What you are asked to do:
Give the number of lines holding the string "City" and nothing more.

--- Data shown ---

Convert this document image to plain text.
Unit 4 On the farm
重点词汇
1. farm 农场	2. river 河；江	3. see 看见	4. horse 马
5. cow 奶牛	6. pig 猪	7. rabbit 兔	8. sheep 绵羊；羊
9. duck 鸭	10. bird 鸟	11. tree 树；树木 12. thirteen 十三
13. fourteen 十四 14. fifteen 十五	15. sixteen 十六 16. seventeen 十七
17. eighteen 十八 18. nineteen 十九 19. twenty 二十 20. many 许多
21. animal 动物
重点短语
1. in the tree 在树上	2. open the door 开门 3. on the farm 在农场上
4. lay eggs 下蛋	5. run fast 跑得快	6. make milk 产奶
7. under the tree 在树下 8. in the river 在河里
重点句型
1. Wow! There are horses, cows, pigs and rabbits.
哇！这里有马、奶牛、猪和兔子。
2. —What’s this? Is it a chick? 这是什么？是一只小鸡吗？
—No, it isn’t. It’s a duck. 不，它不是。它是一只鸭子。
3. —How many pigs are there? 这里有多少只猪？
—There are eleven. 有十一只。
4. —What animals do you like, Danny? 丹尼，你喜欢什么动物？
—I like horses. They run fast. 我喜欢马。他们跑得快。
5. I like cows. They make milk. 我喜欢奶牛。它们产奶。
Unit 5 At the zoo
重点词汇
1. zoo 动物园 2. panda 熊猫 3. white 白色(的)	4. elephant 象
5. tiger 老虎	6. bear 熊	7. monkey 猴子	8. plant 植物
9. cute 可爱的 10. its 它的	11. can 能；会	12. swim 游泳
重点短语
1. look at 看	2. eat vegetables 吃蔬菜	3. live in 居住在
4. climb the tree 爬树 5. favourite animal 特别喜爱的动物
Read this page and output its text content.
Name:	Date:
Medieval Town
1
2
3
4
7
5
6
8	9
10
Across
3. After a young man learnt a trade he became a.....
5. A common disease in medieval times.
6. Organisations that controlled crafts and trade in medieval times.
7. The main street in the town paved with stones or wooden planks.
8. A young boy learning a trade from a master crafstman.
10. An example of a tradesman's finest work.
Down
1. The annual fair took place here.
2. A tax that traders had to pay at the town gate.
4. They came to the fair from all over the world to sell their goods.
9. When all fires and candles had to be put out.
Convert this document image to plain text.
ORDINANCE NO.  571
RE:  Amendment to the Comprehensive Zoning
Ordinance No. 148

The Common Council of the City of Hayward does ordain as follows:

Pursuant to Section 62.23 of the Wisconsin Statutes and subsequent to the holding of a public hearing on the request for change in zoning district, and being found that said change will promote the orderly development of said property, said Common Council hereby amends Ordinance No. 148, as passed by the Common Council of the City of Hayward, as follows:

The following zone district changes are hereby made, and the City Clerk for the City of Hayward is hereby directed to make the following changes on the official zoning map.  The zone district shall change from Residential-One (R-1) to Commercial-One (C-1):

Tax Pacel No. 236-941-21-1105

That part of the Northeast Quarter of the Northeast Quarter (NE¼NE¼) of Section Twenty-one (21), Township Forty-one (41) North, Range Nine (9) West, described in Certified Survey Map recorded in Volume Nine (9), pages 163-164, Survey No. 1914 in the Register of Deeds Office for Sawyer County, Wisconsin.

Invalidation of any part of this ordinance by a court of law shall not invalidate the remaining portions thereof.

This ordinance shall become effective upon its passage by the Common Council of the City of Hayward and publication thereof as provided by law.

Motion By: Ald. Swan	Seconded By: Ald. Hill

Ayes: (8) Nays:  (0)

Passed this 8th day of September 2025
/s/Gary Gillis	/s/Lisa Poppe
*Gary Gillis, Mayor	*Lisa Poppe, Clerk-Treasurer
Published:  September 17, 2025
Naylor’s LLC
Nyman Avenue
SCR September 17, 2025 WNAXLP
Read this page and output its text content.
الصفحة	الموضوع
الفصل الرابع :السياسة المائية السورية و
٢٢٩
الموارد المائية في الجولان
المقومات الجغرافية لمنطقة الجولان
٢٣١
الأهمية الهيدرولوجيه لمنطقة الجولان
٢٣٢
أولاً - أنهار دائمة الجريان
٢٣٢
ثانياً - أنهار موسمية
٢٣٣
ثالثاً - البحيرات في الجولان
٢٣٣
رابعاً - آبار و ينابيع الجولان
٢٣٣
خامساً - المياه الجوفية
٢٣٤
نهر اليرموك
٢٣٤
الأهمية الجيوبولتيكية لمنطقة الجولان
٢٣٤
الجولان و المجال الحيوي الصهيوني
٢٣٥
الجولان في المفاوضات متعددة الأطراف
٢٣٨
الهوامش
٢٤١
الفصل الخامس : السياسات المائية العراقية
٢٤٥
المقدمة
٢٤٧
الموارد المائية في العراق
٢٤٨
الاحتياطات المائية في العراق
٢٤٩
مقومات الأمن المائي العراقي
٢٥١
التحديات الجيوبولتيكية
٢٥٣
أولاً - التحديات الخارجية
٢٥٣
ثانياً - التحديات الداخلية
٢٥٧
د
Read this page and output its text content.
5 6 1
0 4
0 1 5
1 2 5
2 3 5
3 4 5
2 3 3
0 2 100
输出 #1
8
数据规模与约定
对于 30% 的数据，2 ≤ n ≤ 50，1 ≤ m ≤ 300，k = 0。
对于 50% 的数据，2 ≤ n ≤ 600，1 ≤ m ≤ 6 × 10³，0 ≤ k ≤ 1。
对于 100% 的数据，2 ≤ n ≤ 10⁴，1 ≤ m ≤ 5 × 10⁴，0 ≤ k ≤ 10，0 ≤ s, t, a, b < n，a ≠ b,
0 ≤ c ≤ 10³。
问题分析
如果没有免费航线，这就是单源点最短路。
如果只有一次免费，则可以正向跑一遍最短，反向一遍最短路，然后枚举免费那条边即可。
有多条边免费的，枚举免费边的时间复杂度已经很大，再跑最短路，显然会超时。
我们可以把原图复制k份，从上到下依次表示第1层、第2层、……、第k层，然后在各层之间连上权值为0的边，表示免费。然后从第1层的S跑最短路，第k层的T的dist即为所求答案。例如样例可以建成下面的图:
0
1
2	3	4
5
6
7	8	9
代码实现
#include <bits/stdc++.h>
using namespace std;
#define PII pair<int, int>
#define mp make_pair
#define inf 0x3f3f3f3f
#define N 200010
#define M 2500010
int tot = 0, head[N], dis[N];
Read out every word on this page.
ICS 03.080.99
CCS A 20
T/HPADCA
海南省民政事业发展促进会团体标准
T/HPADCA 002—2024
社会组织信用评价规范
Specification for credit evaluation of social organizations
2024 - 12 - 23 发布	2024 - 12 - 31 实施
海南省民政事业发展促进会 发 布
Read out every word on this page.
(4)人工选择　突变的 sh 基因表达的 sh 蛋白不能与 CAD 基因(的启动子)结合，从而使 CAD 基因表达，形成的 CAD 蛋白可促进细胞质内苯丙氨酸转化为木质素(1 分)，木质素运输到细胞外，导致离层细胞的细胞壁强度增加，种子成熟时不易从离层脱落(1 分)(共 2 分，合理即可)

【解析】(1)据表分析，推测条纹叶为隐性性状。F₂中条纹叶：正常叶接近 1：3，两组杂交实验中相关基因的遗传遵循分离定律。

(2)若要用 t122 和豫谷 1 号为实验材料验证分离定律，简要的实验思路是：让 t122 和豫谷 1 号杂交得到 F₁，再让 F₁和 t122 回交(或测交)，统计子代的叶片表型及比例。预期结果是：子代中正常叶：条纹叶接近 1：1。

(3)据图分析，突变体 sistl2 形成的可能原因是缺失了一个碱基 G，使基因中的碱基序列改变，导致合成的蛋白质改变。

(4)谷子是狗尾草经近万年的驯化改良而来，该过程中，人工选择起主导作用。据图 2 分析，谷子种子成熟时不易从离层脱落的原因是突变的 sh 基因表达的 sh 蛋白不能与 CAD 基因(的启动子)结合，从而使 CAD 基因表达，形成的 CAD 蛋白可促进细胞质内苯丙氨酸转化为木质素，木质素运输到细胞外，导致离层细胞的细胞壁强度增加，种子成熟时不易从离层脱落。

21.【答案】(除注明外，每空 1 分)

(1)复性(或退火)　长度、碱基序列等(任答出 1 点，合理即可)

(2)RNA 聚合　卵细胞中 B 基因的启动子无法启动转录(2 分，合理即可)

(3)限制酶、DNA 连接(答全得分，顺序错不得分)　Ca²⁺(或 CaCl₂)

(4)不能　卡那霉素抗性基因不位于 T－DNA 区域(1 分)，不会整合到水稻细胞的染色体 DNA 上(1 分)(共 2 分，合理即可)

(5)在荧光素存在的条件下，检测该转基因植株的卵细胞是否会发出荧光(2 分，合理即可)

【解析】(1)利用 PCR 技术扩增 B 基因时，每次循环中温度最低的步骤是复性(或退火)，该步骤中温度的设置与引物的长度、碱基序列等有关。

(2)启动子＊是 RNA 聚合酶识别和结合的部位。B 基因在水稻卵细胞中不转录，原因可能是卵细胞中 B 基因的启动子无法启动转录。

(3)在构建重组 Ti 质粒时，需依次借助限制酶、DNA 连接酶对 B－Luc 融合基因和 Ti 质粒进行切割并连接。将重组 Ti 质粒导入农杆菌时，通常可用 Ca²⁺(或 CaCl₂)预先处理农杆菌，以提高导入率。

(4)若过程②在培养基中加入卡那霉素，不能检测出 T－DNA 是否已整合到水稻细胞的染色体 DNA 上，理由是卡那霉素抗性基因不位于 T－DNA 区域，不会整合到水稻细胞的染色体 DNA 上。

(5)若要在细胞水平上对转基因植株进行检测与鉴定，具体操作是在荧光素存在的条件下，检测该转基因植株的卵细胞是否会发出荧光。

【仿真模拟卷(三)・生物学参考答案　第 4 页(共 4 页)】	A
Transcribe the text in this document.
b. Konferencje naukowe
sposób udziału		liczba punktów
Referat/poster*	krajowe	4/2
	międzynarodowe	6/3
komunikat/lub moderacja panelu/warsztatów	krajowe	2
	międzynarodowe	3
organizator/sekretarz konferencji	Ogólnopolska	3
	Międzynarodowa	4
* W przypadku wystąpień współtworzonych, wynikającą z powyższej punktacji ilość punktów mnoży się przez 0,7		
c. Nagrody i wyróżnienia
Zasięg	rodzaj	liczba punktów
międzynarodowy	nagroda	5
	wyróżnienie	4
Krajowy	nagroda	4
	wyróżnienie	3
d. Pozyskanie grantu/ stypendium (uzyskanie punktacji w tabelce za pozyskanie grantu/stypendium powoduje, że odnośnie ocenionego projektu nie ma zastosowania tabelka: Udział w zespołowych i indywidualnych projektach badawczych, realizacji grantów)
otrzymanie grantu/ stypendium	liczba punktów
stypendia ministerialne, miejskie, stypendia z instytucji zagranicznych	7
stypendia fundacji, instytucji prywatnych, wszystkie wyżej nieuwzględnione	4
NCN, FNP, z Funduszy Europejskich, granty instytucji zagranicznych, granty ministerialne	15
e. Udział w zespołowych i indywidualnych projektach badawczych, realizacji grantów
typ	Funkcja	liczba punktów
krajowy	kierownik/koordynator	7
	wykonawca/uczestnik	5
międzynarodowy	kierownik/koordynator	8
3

---

Answer to this problem:
4